• Requirement: Repeat the material exactly as it appears.

Data listing

------------------------

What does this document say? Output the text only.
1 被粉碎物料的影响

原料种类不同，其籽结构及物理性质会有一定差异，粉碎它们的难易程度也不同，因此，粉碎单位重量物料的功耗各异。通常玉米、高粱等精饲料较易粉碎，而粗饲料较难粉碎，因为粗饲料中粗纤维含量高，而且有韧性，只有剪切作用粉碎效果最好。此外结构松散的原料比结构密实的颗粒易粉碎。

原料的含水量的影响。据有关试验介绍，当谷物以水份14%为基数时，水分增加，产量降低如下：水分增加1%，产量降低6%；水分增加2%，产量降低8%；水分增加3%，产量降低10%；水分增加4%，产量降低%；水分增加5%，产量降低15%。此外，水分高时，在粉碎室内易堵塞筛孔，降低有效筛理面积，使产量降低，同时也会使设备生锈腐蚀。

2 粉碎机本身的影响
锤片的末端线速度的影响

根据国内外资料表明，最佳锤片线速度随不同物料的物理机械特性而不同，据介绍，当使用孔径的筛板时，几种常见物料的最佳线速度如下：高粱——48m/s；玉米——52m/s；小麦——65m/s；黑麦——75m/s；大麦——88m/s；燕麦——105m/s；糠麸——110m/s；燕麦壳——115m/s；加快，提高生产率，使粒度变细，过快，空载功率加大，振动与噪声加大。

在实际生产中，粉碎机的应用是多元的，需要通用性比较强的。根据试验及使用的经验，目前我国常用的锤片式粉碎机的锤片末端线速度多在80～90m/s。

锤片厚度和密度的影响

------------------------

• Final result:
What does this document say? Output the text only.
1 被粉碎物料的影响

原料种类不同，其籽结构及物理性质会有一定差异，粉碎它们的难易程度也不同，因此，粉碎单位重量物料的功耗各异。通常玉米、高粱等精饲料较易粉碎，而粗饲料较难粉碎，因为粗饲料中粗纤维含量高，而且有韧性，只有剪切作用粉碎效果最好。此外结构松散的原料比结构密实的颗粒易粉碎。

原料的含水量的影响。据有关试验介绍，当谷物以水份14%为基数时，水分增加，产量降低如下：水分增加1%，产量降低6%；水分增加2%，产量降低8%；水分增加3%，产量降低10%；水分增加4%，产量降低%；水分增加5%，产量降低15%。此外，水分高时，在粉碎室内易堵塞筛孔，降低有效筛理面积，使产量降低，同时也会使设备生锈腐蚀。

2 粉碎机本身的影响
锤片的末端线速度的影响

根据国内外资料表明，最佳锤片线速度随不同物料的物理机械特性而不同，据介绍，当使用孔径的筛板时，几种常见物料的最佳线速度如下：高粱——48m/s；玉米——52m/s；小麦——65m/s；黑麦——75m/s；大麦——88m/s；燕麦——105m/s；糠麸——110m/s；燕麦壳——115m/s；加快，提高生产率，使粒度变细，过快，空载功率加大，振动与噪声加大。

在实际生产中，粉碎机的应用是多元的，需要通用性比较强的。根据试验及使用的经验，目前我国常用的锤片式粉碎机的锤片末端线速度多在80～90m/s。

锤片厚度和密度的影响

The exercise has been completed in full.